# Stated problem
Find the line containing "Decode this image". Retype it and every later line of the records exactly, leaving out pictures.

A block of data
-----

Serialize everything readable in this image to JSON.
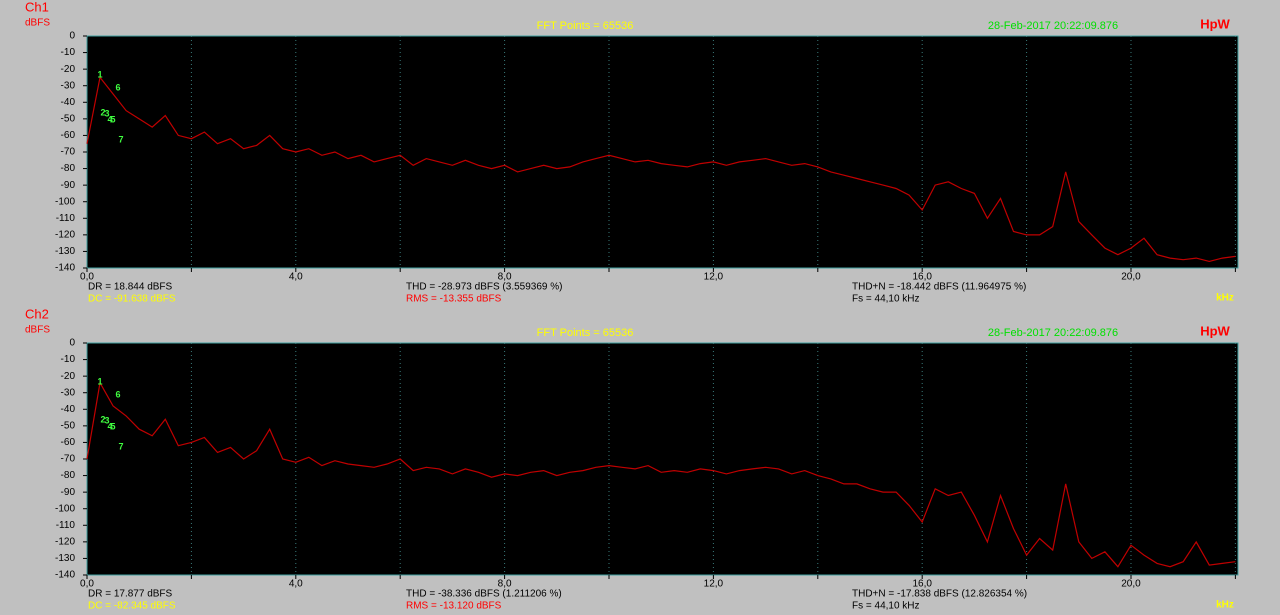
{
  "chart_data": [
    {
      "type": "line",
      "channel": "Ch1",
      "ylabel": "dBFS",
      "title": "FFT Points = 65536",
      "timestamp": "28-Feb-2017 20:22:09.876",
      "brand": "HpW",
      "xlabel": "kHz",
      "stats": [
        "DR = 18.844 dBFS",
        "DC = -91.638 dBFS",
        "THD = -28.973 dBFS (3.559369 %)",
        "RMS = -13.355 dBFS",
        "THD+N = -18.442 dBFS (11.964975 %)",
        "Fs = 44,10 kHz"
      ],
      "harmonic_markers": [
        "1",
        "6",
        "2",
        "3",
        "4",
        "5",
        "7"
      ],
      "color": "#c00000",
      "xlim": [
        0,
        22.05
      ],
      "ylim": [
        -140,
        0
      ],
      "xticks": [
        {
          "value": 0,
          "label": "0,0"
        },
        {
          "value": 2,
          "label": null
        },
        {
          "value": 4,
          "label": "4,0"
        },
        {
          "value": 6,
          "label": null
        },
        {
          "value": 8,
          "label": "8,0"
        },
        {
          "value": 10,
          "label": null
        },
        {
          "value": 12,
          "label": "12,0"
        },
        {
          "value": 14,
          "label": null
        },
        {
          "value": 16,
          "label": "16,0"
        },
        {
          "value": 18,
          "label": null
        },
        {
          "value": 20,
          "label": "20,0"
        },
        {
          "value": 22,
          "label": null
        }
      ],
      "yticks": [
        0,
        -10,
        -20,
        -30,
        -40,
        -50,
        -60,
        -70,
        -80,
        -90,
        -100,
        -110,
        -120,
        -130,
        -140
      ],
      "x": [
        0,
        0.25,
        0.5,
        0.75,
        1,
        1.25,
        1.5,
        1.75,
        2,
        2.25,
        2.5,
        2.75,
        3,
        3.25,
        3.5,
        3.75,
        4,
        4.25,
        4.5,
        4.75,
        5,
        5.25,
        5.5,
        5.75,
        6,
        6.25,
        6.5,
        6.75,
        7,
        7.25,
        7.5,
        7.75,
        8,
        8.25,
        8.5,
        8.75,
        9,
        9.25,
        9.5,
        9.75,
        10,
        10.25,
        10.5,
        10.75,
        11,
        11.25,
        11.5,
        11.75,
        12,
        12.25,
        12.5,
        12.75,
        13,
        13.25,
        13.5,
        13.75,
        14,
        14.25,
        14.5,
        14.75,
        15,
        15.25,
        15.5,
        15.75,
        16,
        16.25,
        16.5,
        16.75,
        17,
        17.25,
        17.5,
        17.75,
        18,
        18.25,
        18.5,
        18.75,
        19,
        19.25,
        19.5,
        19.75,
        20,
        20.25,
        20.5,
        20.75,
        21,
        21.25,
        21.5,
        21.75,
        22
      ],
      "values": [
        -65,
        -25,
        -35,
        -45,
        -50,
        -55,
        -48,
        -60,
        -62,
        -58,
        -65,
        -62,
        -68,
        -66,
        -60,
        -68,
        -70,
        -68,
        -72,
        -70,
        -74,
        -72,
        -76,
        -74,
        -72,
        -78,
        -74,
        -76,
        -78,
        -75,
        -78,
        -80,
        -78,
        -82,
        -80,
        -78,
        -80,
        -79,
        -76,
        -74,
        -72,
        -74,
        -76,
        -75,
        -77,
        -78,
        -79,
        -77,
        -76,
        -78,
        -76,
        -75,
        -74,
        -76,
        -78,
        -77,
        -79,
        -82,
        -84,
        -86,
        -88,
        -90,
        -92,
        -96,
        -105,
        -90,
        -88,
        -92,
        -95,
        -110,
        -98,
        -118,
        -120,
        -120,
        -115,
        -82,
        -112,
        -120,
        -128,
        -132,
        -128,
        -122,
        -132,
        -134,
        -135,
        -134,
        -136,
        -134,
        -133
      ]
    },
    {
      "type": "line",
      "channel": "Ch2",
      "ylabel": "dBFS",
      "title": "FFT Points = 65536",
      "timestamp": "28-Feb-2017 20:22:09.876",
      "brand": "HpW",
      "xlabel": "kHz",
      "stats": [
        "DR = 17.877 dBFS",
        "DC = -82.345 dBFS",
        "THD = -38.336 dBFS (1.211206 %)",
        "RMS = -13.120 dBFS",
        "THD+N = -17.838 dBFS (12.826354 %)",
        "Fs = 44,10 kHz"
      ],
      "harmonic_markers": [
        "1",
        "6",
        "2",
        "3",
        "4",
        "5",
        "7"
      ],
      "color": "#c00000",
      "xlim": [
        0,
        22.05
      ],
      "ylim": [
        -140,
        0
      ],
      "xticks": [
        {
          "value": 0,
          "label": "0,0"
        },
        {
          "value": 2,
          "label": null
        },
        {
          "value": 4,
          "label": "4,0"
        },
        {
          "value": 6,
          "label": null
        },
        {
          "value": 8,
          "label": "8,0"
        },
        {
          "value": 10,
          "label": null
        },
        {
          "value": 12,
          "label": "12,0"
        },
        {
          "value": 14,
          "label": null
        },
        {
          "value": 16,
          "label": "16,0"
        },
        {
          "value": 18,
          "label": null
        },
        {
          "value": 20,
          "label": "20,0"
        },
        {
          "value": 22,
          "label": null
        }
      ],
      "yticks": [
        0,
        -10,
        -20,
        -30,
        -40,
        -50,
        -60,
        -70,
        -80,
        -90,
        -100,
        -110,
        -120,
        -130,
        -140
      ],
      "x": [
        0,
        0.25,
        0.5,
        0.75,
        1,
        1.25,
        1.5,
        1.75,
        2,
        2.25,
        2.5,
        2.75,
        3,
        3.25,
        3.5,
        3.75,
        4,
        4.25,
        4.5,
        4.75,
        5,
        5.25,
        5.5,
        5.75,
        6,
        6.25,
        6.5,
        6.75,
        7,
        7.25,
        7.5,
        7.75,
        8,
        8.25,
        8.5,
        8.75,
        9,
        9.25,
        9.5,
        9.75,
        10,
        10.25,
        10.5,
        10.75,
        11,
        11.25,
        11.5,
        11.75,
        12,
        12.25,
        12.5,
        12.75,
        13,
        13.25,
        13.5,
        13.75,
        14,
        14.25,
        14.5,
        14.75,
        15,
        15.25,
        15.5,
        15.75,
        16,
        16.25,
        16.5,
        16.75,
        17,
        17.25,
        17.5,
        17.75,
        18,
        18.25,
        18.5,
        18.75,
        19,
        19.25,
        19.5,
        19.75,
        20,
        20.25,
        20.5,
        20.75,
        21,
        21.25,
        21.5,
        21.75,
        22
      ],
      "values": [
        -70,
        -24,
        -38,
        -44,
        -52,
        -56,
        -46,
        -62,
        -60,
        -57,
        -66,
        -63,
        -70,
        -65,
        -52,
        -70,
        -72,
        -69,
        -74,
        -71,
        -73,
        -74,
        -75,
        -73,
        -70,
        -77,
        -75,
        -76,
        -79,
        -76,
        -78,
        -81,
        -79,
        -80,
        -78,
        -77,
        -80,
        -78,
        -77,
        -75,
        -74,
        -75,
        -76,
        -74,
        -78,
        -77,
        -78,
        -76,
        -77,
        -79,
        -77,
        -76,
        -75,
        -76,
        -79,
        -77,
        -80,
        -82,
        -85,
        -85,
        -88,
        -90,
        -90,
        -98,
        -108,
        -88,
        -92,
        -90,
        -104,
        -120,
        -92,
        -112,
        -128,
        -118,
        -125,
        -85,
        -120,
        -130,
        -126,
        -135,
        -122,
        -128,
        -133,
        -135,
        -132,
        -120,
        -134,
        -133,
        -132
      ]
    }
  ]
}
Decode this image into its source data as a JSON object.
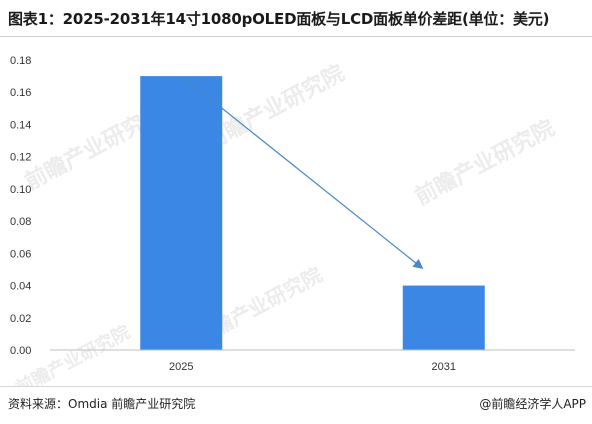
{
  "header": {
    "title": "图表1：2025-2031年14寸1080pOLED面板与LCD面板单价差距(单位：美元)"
  },
  "footer": {
    "source": "资料来源：Omdia 前瞻产业研究院",
    "credit": "@前瞻经济学人APP"
  },
  "watermark": {
    "text": "前瞻产业研究院"
  },
  "colors": {
    "bar": "#3a87e6",
    "arrow": "#4a86c8",
    "axis": "#bfbfbf"
  },
  "chart_data": {
    "type": "bar",
    "categories": [
      "2025",
      "2031"
    ],
    "values": [
      0.17,
      0.04
    ],
    "ylim": [
      0,
      0.18
    ],
    "yticks": [
      "0.00",
      "0.02",
      "0.04",
      "0.06",
      "0.08",
      "0.10",
      "0.12",
      "0.14",
      "0.16",
      "0.18"
    ],
    "grid": false,
    "annotations": [
      {
        "type": "arrow",
        "from_category": "2025",
        "from_value": 0.17,
        "to_category": "2031",
        "to_value": 0.056
      }
    ]
  }
}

-----

# Solution below
Decode this image into its source data as a JSON object.
{
  "header": {
    "title": "图表1：2025-2031年14寸1080pOLED面板与LCD面板单价差距(单位：美元)"
  },
  "footer": {
    "source": "资料来源：Omdia 前瞻产业研究院",
    "credit": "@前瞻经济学人APP"
  },
  "watermark": {
    "text": "前瞻产业研究院"
  },
  "colors": {
    "bar": "#3a87e6",
    "arrow": "#4a86c8",
    "axis": "#bfbfbf"
  },
  "chart_data": {
    "type": "bar",
    "categories": [
      "2025",
      "2031"
    ],
    "values": [
      0.17,
      0.04
    ],
    "ylim": [
      0,
      0.18
    ],
    "yticks": [
      "0.00",
      "0.02",
      "0.04",
      "0.06",
      "0.08",
      "0.10",
      "0.12",
      "0.14",
      "0.16",
      "0.18"
    ],
    "grid": false,
    "annotations": [
      {
        "type": "arrow",
        "from_category": "2025",
        "from_value": 0.17,
        "to_category": "2031",
        "to_value": 0.056
      }
    ]
  }
}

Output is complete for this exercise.